- The exercise: Report how many lines of the entries below contain the word "возмещения", and nothing more.

- Data for the task:
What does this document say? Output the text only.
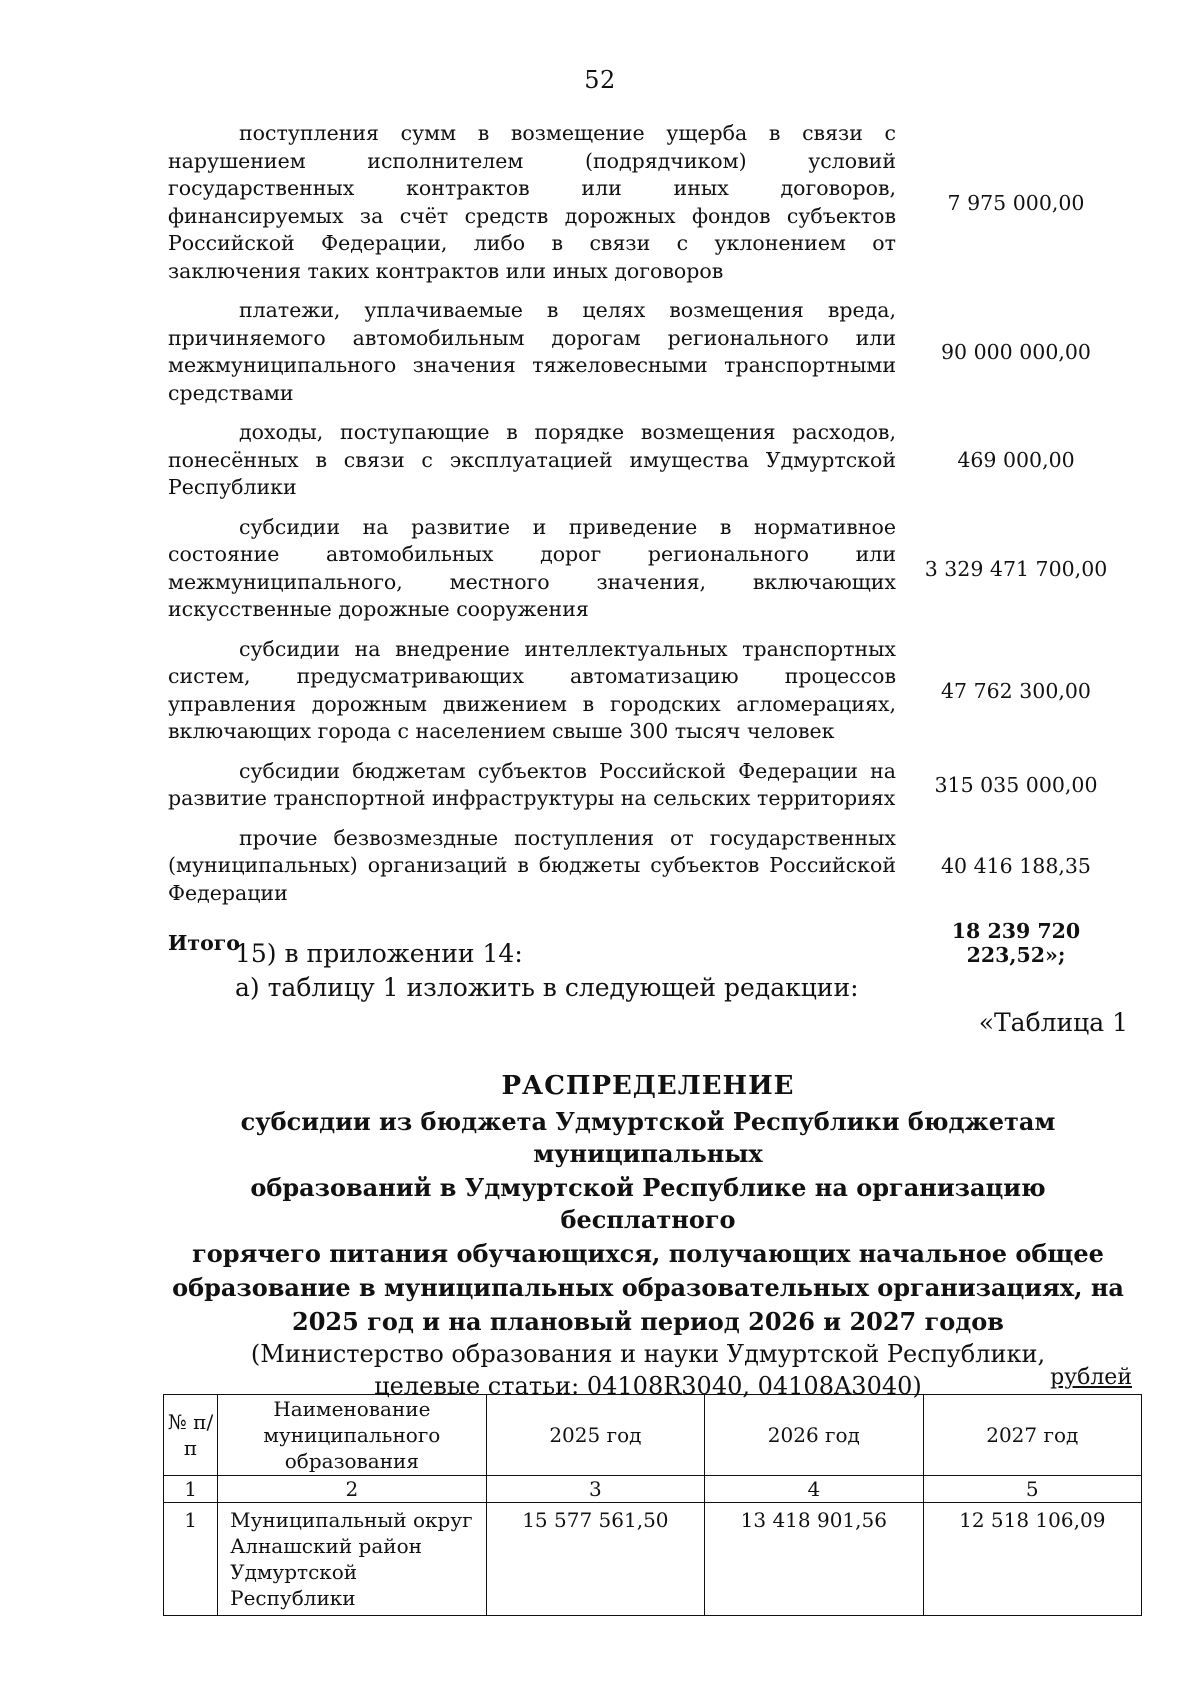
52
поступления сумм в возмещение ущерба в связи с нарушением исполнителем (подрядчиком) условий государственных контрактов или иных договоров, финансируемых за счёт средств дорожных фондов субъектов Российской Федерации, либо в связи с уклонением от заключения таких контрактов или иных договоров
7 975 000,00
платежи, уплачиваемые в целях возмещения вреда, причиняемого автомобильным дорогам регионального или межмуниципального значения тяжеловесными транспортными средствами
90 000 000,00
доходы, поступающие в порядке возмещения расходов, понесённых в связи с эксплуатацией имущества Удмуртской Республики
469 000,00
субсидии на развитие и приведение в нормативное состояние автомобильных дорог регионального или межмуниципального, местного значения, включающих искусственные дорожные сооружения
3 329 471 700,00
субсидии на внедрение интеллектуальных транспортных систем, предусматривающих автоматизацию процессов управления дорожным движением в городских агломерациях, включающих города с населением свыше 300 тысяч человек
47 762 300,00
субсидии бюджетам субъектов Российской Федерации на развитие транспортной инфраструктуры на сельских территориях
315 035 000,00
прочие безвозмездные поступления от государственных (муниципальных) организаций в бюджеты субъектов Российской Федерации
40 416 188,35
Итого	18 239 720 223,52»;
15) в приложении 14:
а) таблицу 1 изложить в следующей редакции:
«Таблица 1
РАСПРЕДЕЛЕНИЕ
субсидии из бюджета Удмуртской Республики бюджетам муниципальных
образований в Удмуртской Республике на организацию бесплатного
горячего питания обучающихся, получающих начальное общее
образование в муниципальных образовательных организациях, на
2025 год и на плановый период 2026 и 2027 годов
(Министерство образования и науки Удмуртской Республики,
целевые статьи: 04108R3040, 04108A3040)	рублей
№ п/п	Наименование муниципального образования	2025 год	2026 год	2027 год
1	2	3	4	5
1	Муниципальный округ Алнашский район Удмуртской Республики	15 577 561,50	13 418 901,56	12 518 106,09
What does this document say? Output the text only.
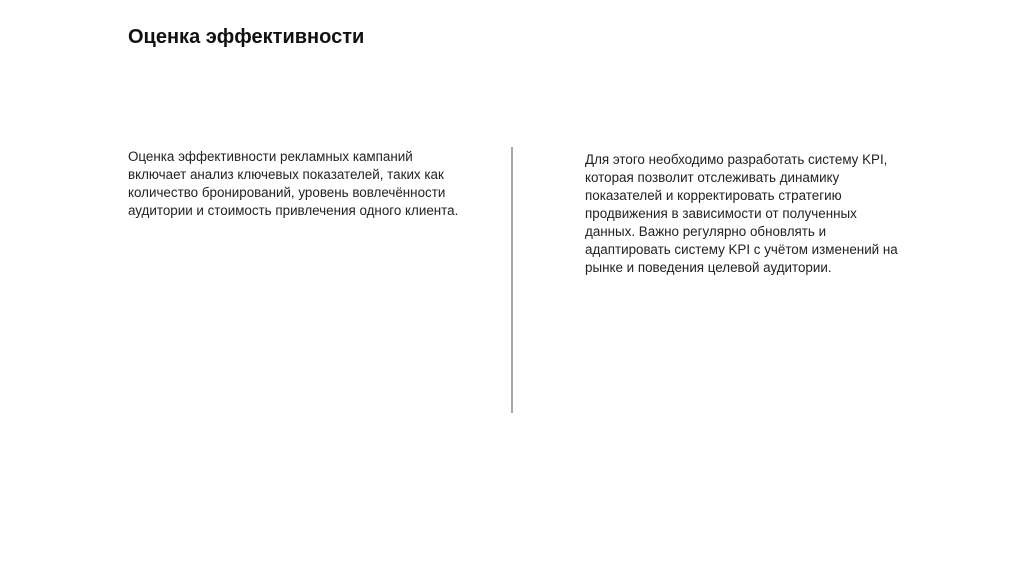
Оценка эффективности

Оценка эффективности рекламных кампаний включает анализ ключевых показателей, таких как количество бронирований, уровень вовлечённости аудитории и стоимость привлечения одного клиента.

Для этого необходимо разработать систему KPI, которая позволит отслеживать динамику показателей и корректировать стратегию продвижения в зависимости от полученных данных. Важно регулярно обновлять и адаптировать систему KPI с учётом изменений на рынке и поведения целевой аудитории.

...

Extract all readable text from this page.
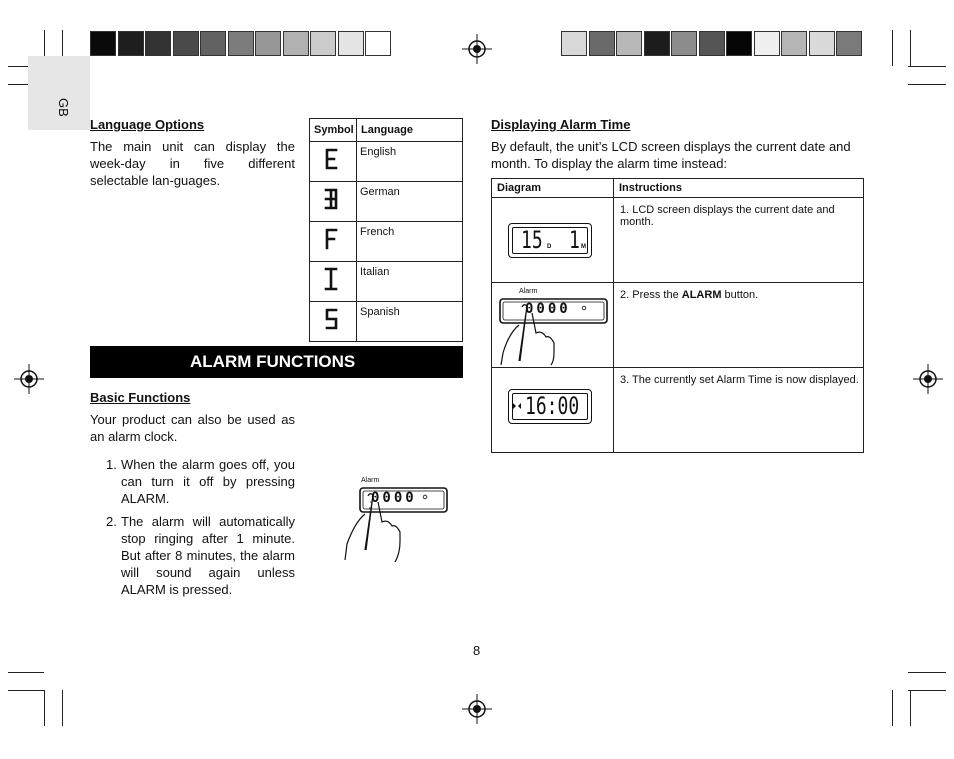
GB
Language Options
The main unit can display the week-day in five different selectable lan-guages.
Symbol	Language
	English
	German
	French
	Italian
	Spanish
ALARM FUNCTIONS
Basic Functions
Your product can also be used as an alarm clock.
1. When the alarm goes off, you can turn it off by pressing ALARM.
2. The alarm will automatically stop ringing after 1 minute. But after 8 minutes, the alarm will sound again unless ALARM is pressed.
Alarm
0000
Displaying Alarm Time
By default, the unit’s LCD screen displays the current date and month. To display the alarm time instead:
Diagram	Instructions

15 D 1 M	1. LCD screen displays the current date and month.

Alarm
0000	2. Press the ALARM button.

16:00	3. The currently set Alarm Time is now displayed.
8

- Answer: 2